→ What you need to do:
- a) In the movie review below, which Ditko character is shown with an actual star field?
- b) In the movie review below, do these statements agree with the text? (i) Ditko's imagery came from his use of hallucinogenic drugs. (ii) Ditko's dark dimensions sometimes appear as a panel of pure white. (iii) The reviewer calls Scott Pilgrim vs. the World a funnier movie. For each, answer yes or no and quote the deciding words.

→ Selected extract:
The script helps. Some. A few quips here there, some twists and turns in urban topology a la Christopher Nolan, a generally fast-moving plot; perhaps the movie's comic high point is a semi-sentient cape smart enough to pull Strange out of danger and towards a more effective weapon (a kind of elaborate rattrap suit), wipe the blood off his face when he's too distracted. 

What's missing of course is what made the original comic book so memorable: not Stan Lee's ponderous psuedo-biblical dialogue but Ditko's outrageous artwork--circles of light and energy, fascinatingly spiked; other dimensions where Strange and his adversaries don't so much float as glide, gracefully posed (toes artfully pointed) as mermaids in a Melies silent, or stand on a vast invisible plain.

The occult energy being flung about in Ditko's panels are no digital light-and-sound show: they have a unique presence, like Jack Kirby's famous Krackle--they possess weight, demonstrate visible substance, have interesting at times organic-looking surfaces (from crystalline to patterned swirls to lizard scales to what if you blink hard enough looks like Nerf foam) and the most unlikely color palette (I see ripe avocado and is that a splash of lemonade in one corner?). Derrickson's movie doles out standard-issue electrical discharges, with what look like revolving digital displays borrowed from virtual reality games a la Scott Pilgrim vs. the World (a  funnier movie by the way) spinning around wrists and fingers. Marvel is attempting to merge fantasy and science fiction, apparently, losing along the way the distinctive flavor of each genre.

Ditko's dark dimensions have skies of deep purple or dank red, sometimes and most daringly a panel of pure white.* Filmmakers nowadays depict other dimensions as having the blackness of outer space, decorated with your standard-issue scattering of stars; Ditko mostly used pure colors, reserving an actual star field for one of his most memorable characters, Eternity (basically a cutout in the shape of a human figure through which we glimpse the universe). 

*(Why is white so impressive? Because it hides nothing--if you don't draw something interesting in the forefront of your white panel, you have nothing--and Ditko used white panels a lot. Plus special effects or visual tricks against a white background are more difficult to pull off (ask a magician)

Also there's this.)

Was it trippy? You bet; perhaps the oddest thing about Ditko's out-there imagery was that none of it came from hallucinogenic drugs (he doesn't use and even hates the culture or so he claims); it's more a gifted artist approximating what you might see and feel in a head trip, and as such coming up with colors and textures and shapes no one had ever thought of before since O maybe Salvador Dali** (if you google around for Ditko's artwork you can see what I mean). 

**(Of course another influence is Ayn Rand--but that was later, after he'd left Marvel Comics, and I can't say it was an improvement)  

Meanwhile we have this movie: a passable entertainment and an improvement on everthing Lee and Ditko did--except what made Ditko mindbendingly unique.

→ Dataset section:
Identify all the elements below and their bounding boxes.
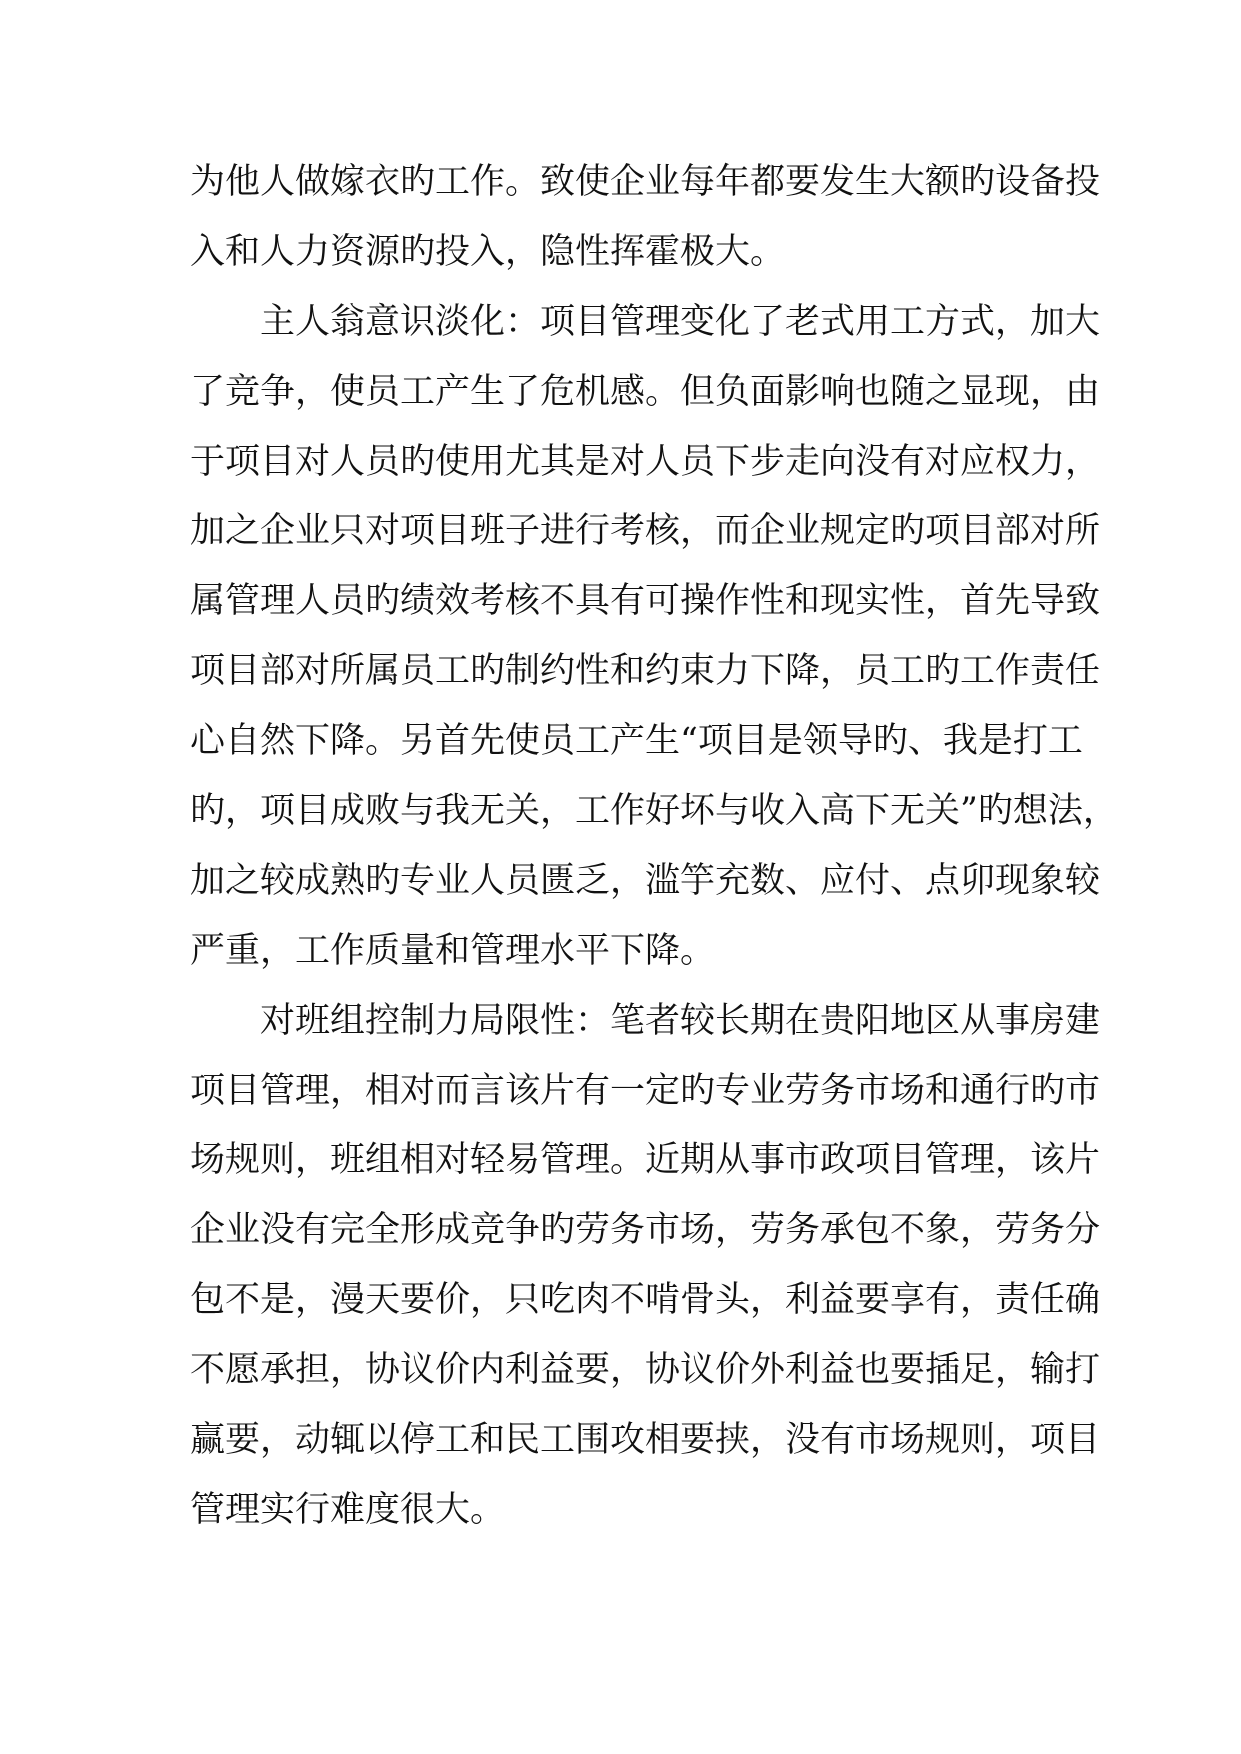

→ Results of the exercise:
- a) Eternity.

- b)
(i) No: "none of it came from hallucinogenic drugs"
(ii) Yes: "sometimes and most daringly a panel of pure white"
(iii) Yes: "funnier movie by the way"